_Stated problem:_
Identify the lines that include the word "Spielberger", then copy all of them.

_Exercise material:_

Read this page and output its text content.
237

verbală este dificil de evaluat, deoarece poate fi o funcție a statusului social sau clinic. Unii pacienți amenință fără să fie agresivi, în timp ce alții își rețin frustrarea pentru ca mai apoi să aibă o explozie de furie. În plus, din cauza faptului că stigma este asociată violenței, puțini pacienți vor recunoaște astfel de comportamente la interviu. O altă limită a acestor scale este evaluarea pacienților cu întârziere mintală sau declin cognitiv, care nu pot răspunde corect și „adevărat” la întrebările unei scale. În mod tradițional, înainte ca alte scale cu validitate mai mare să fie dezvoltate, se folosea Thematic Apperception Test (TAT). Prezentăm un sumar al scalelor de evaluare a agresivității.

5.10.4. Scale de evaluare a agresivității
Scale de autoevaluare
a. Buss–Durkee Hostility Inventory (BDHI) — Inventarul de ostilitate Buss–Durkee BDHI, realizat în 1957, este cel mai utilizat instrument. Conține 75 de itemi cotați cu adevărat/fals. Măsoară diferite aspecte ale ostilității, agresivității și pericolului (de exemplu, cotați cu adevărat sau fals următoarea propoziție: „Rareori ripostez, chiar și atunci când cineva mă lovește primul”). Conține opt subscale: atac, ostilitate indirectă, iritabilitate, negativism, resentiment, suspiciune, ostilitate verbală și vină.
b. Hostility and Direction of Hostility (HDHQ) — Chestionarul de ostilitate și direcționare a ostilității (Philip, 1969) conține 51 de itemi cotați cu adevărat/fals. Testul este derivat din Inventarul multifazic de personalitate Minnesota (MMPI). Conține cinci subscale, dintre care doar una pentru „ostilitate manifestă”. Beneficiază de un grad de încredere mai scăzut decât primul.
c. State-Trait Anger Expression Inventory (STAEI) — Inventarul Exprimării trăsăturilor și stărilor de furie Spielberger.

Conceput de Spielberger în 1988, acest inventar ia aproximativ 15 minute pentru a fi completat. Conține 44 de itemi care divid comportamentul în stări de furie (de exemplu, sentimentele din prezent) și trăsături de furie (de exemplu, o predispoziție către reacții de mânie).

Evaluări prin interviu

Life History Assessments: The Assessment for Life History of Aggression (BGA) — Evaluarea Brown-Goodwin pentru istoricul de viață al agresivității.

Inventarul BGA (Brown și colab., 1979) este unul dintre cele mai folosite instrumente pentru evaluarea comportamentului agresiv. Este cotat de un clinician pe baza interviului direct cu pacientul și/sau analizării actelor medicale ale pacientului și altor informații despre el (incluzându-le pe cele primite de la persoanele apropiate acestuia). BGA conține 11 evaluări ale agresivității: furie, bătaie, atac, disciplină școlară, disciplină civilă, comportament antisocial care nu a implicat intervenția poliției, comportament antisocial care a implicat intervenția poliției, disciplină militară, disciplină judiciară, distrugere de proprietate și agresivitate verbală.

_Finished exercise:_
c. State-Trait Anger Expression Inventory (STAEI) — Inventarul Exprimării trăsăturilor și stărilor de furie Spielberger.
Conceput de Spielberger în 1988, acest inventar ia aproximativ 15 minute pentru a fi completat. Conține 44 de itemi care divid comportamentul în stări de furie (de exemplu, sentimentele din prezent) și trăsături de furie (de exemplu, o predispoziție către reacții de mânie).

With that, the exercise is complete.